What to produce — Would you set down every entry shown below, precisely as written?
** begin Data in this exercise **
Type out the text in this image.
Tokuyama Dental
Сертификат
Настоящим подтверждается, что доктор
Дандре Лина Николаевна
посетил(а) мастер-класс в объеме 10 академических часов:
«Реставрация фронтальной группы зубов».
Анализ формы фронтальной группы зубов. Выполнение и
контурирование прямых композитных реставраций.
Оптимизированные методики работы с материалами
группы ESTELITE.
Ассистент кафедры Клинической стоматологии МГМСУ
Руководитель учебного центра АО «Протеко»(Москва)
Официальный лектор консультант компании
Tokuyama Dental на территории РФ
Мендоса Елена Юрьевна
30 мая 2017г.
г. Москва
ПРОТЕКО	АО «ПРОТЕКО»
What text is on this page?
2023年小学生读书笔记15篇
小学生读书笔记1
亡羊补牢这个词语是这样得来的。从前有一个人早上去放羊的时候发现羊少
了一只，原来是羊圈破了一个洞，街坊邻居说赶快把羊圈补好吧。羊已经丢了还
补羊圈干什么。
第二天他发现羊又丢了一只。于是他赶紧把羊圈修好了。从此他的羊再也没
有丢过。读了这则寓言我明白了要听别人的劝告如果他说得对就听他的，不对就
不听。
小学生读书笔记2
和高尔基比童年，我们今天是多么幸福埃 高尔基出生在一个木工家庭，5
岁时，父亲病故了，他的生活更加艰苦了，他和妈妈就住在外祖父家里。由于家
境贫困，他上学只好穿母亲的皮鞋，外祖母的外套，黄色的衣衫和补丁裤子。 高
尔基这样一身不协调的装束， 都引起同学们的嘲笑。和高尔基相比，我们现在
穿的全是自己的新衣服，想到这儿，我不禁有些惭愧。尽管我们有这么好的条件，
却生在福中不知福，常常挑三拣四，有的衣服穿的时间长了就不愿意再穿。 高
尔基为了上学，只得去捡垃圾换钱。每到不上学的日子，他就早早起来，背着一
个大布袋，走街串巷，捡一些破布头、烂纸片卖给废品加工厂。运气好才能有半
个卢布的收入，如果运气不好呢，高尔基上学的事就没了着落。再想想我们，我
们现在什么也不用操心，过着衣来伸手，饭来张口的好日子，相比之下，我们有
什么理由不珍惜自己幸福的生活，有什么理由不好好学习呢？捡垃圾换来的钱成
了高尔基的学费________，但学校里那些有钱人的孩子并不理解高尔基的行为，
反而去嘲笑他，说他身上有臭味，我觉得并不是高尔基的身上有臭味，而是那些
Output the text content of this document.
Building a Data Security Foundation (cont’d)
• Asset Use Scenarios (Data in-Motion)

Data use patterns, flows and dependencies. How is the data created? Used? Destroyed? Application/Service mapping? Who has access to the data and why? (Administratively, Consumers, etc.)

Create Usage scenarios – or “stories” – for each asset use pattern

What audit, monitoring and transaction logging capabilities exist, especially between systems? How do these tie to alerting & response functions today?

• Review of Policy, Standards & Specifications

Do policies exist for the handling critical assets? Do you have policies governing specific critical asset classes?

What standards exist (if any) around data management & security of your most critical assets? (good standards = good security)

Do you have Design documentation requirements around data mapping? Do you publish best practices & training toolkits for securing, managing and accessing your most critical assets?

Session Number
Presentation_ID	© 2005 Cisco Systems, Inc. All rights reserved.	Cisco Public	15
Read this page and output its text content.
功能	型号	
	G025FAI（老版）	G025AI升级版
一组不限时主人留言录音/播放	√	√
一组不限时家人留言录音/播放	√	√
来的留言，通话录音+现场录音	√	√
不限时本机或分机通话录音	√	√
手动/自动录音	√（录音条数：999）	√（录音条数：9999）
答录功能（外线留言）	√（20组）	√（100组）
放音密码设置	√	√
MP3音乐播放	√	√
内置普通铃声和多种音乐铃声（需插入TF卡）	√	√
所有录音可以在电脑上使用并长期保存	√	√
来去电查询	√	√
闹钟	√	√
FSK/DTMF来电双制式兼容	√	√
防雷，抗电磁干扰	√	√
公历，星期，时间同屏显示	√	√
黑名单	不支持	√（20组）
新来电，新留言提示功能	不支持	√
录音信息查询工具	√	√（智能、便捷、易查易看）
** end Data in this exercise **
Solution to the problem —
Type out the text in this image.
Tokuyama Dental
Сертификат
Настоящим подтверждается, что доктор
Дандре Лина Николаевна
посетил(а) мастер-класс в объеме 10 академических часов:
«Реставрация фронтальной группы зубов».
Анализ формы фронтальной группы зубов. Выполнение и
контурирование прямых композитных реставраций.
Оптимизированные методики работы с материалами
группы ESTELITE.
Ассистент кафедры Клинической стоматологии МГМСУ
Руководитель учебного центра АО «Протеко»(Москва)
Официальный лектор консультант компании
Tokuyama Dental на территории РФ
Мендоса Елена Юрьевна
30 мая 2017г.
г. Москва
ПРОТЕКО	АО «ПРОТЕКО»
What text is on this page?
2023年小学生读书笔记15篇
小学生读书笔记1
亡羊补牢这个词语是这样得来的。从前有一个人早上去放羊的时候发现羊少
了一只，原来是羊圈破了一个洞，街坊邻居说赶快把羊圈补好吧。羊已经丢了还
补羊圈干什么。
第二天他发现羊又丢了一只。于是他赶紧把羊圈修好了。从此他的羊再也没
有丢过。读了这则寓言我明白了要听别人的劝告如果他说得对就听他的，不对就
不听。
小学生读书笔记2
和高尔基比童年，我们今天是多么幸福埃 高尔基出生在一个木工家庭，5
岁时，父亲病故了，他的生活更加艰苦了，他和妈妈就住在外祖父家里。由于家
境贫困，他上学只好穿母亲的皮鞋，外祖母的外套，黄色的衣衫和补丁裤子。 高
尔基这样一身不协调的装束， 都引起同学们的嘲笑。和高尔基相比，我们现在
穿的全是自己的新衣服，想到这儿，我不禁有些惭愧。尽管我们有这么好的条件，
却生在福中不知福，常常挑三拣四，有的衣服穿的时间长了就不愿意再穿。 高
尔基为了上学，只得去捡垃圾换钱。每到不上学的日子，他就早早起来，背着一
个大布袋，走街串巷，捡一些破布头、烂纸片卖给废品加工厂。运气好才能有半
个卢布的收入，如果运气不好呢，高尔基上学的事就没了着落。再想想我们，我
们现在什么也不用操心，过着衣来伸手，饭来张口的好日子，相比之下，我们有
什么理由不珍惜自己幸福的生活，有什么理由不好好学习呢？捡垃圾换来的钱成
了高尔基的学费________，但学校里那些有钱人的孩子并不理解高尔基的行为，
反而去嘲笑他，说他身上有臭味，我觉得并不是高尔基的身上有臭味，而是那些
Output the text content of this document.
Building a Data Security Foundation (cont’d)
• Asset Use Scenarios (Data in-Motion)

Data use patterns, flows and dependencies. How is the data created? Used? Destroyed? Application/Service mapping? Who has access to the data and why? (Administratively, Consumers, etc.)

Create Usage scenarios – or “stories” – for each asset use pattern

What audit, monitoring and transaction logging capabilities exist, especially between systems? How do these tie to alerting & response functions today?

• Review of Policy, Standards & Specifications

Do policies exist for the handling critical assets? Do you have policies governing specific critical asset classes?

What standards exist (if any) around data management & security of your most critical assets? (good standards = good security)

Do you have Design documentation requirements around data mapping? Do you publish best practices & training toolkits for securing, managing and accessing your most critical assets?

Session Number
Presentation_ID	© 2005 Cisco Systems, Inc. All rights reserved.	Cisco Public	15
Read this page and output its text content.
功能	型号	
	G025FAI（老版）	G025AI升级版
一组不限时主人留言录音/播放	√	√
一组不限时家人留言录音/播放	√	√
来的留言，通话录音+现场录音	√	√
不限时本机或分机通话录音	√	√
手动/自动录音	√（录音条数：999）	√（录音条数：9999）
答录功能（外线留言）	√（20组）	√（100组）
放音密码设置	√	√
MP3音乐播放	√	√
内置普通铃声和多种音乐铃声（需插入TF卡）	√	√
所有录音可以在电脑上使用并长期保存	√	√
来去电查询	√	√
闹钟	√	√
FSK/DTMF来电双制式兼容	√	√
防雷，抗电磁干扰	√	√
公历，星期，时间同屏显示	√	√
黑名单	不支持	√（20组）
新来电，新留言提示功能	不支持	√
录音信息查询工具	√	√（智能、便捷、易查易看）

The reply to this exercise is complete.